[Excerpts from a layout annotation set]

========================================

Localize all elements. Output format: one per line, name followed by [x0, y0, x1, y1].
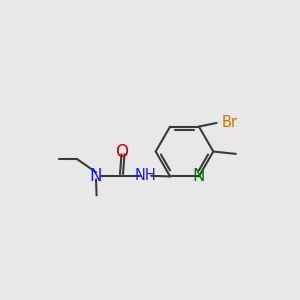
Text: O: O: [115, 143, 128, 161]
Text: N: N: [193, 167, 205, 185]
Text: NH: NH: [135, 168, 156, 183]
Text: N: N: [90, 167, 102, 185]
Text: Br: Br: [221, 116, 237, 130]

========================================

» Directions for this task
Please scale the whole listing by 2.2. Rewrite every line, including the request lines, and multiply each box coordinate in the answers by 2.2, rounding to whole numbers with halves going up. Leave the pictures out.

» Result of the exercise
Localize all elements. Output format: one per line, name followed by [x0, y0, x1, y1].
Text: O: O: [253, 315, 282, 354]
Text: N: N: [425, 367, 451, 407]
Text: NH: NH: [297, 370, 343, 403]
Text: N: N: [198, 367, 224, 407]
Text: Br: Br: [486, 255, 521, 286]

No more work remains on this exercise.